PROBLEM DETAILS
Copy each line exactly. Drop every picture.

EXCERPTED DATA
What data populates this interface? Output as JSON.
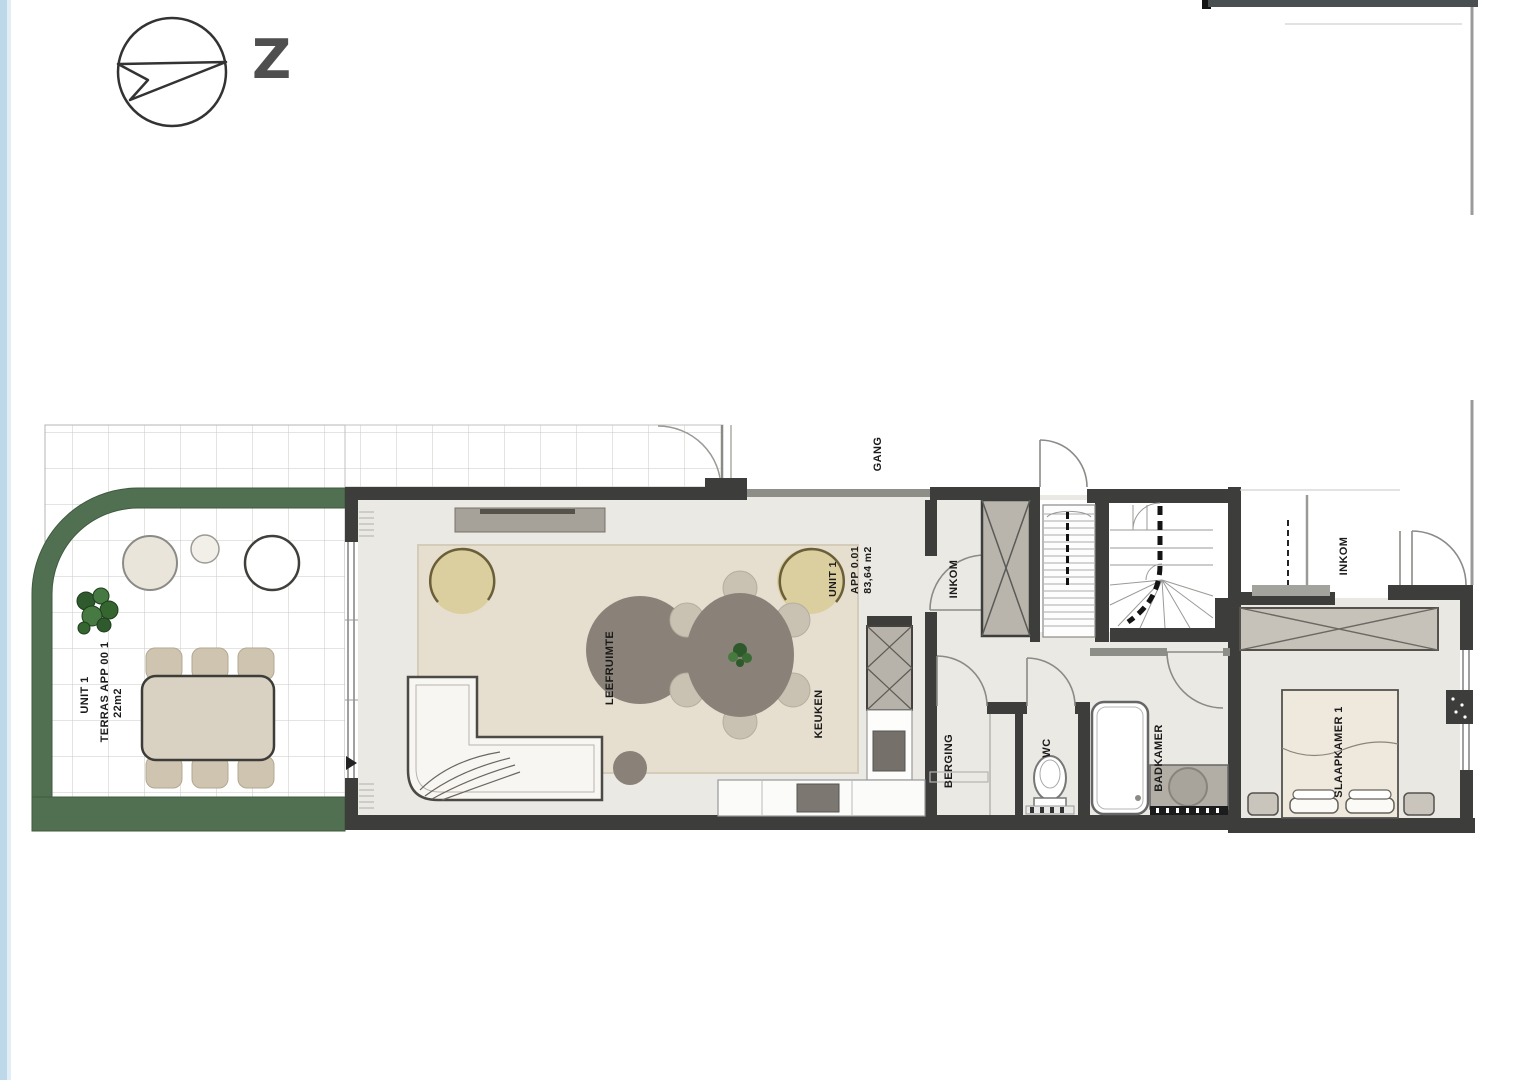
{
  "compass": {
    "direction_label": "Z"
  },
  "terrace": {
    "label_line1": "UNIT 1",
    "label_line2": "TERRAS APP 00 1",
    "label_line3": "22m2"
  },
  "apartment": {
    "unit_label": "UNIT 1",
    "app_label": "APP 0.01",
    "area_label": "83,64 m2",
    "rooms": {
      "leefruimte": "LEEFRUIMTE",
      "keuken": "KEUKEN",
      "inkom": "INKOM",
      "berging": "BERGING",
      "wc": "WC",
      "badkamer": "BADKAMER",
      "slaapkamer": "SLAAPKAMER 1"
    }
  },
  "common_areas": {
    "gang": "GANG",
    "inkom_right": "INKOM"
  },
  "colors": {
    "wall_dark": "#3d3d3b",
    "wall_light": "#8e8e89",
    "floor": "#ebe9e4",
    "hedge_green": "#517052",
    "rug": "#e6dfcf",
    "furniture_taupe": "#8a8178",
    "armchair_tan": "#dbcfa0",
    "edge_strip_blue": "#bdd8e9"
  }
}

COMPLETED EXERCISE
What data populates this interface? Output as JSON.
{
  "compass": {
    "direction_label": "Z"
  },
  "terrace": {
    "label_line1": "UNIT 1",
    "label_line2": "TERRAS APP 00 1",
    "label_line3": "22m2"
  },
  "apartment": {
    "unit_label": "UNIT 1",
    "app_label": "APP 0.01",
    "area_label": "83,64 m2",
    "rooms": {
      "leefruimte": "LEEFRUIMTE",
      "keuken": "KEUKEN",
      "inkom": "INKOM",
      "berging": "BERGING",
      "wc": "WC",
      "badkamer": "BADKAMER",
      "slaapkamer": "SLAAPKAMER 1"
    }
  },
  "common_areas": {
    "gang": "GANG",
    "inkom_right": "INKOM"
  },
  "colors": {
    "wall_dark": "#3d3d3b",
    "wall_light": "#8e8e89",
    "floor": "#ebe9e4",
    "hedge_green": "#517052",
    "rug": "#e6dfcf",
    "furniture_taupe": "#8a8178",
    "armchair_tan": "#dbcfa0",
    "edge_strip_blue": "#bdd8e9"
  }
}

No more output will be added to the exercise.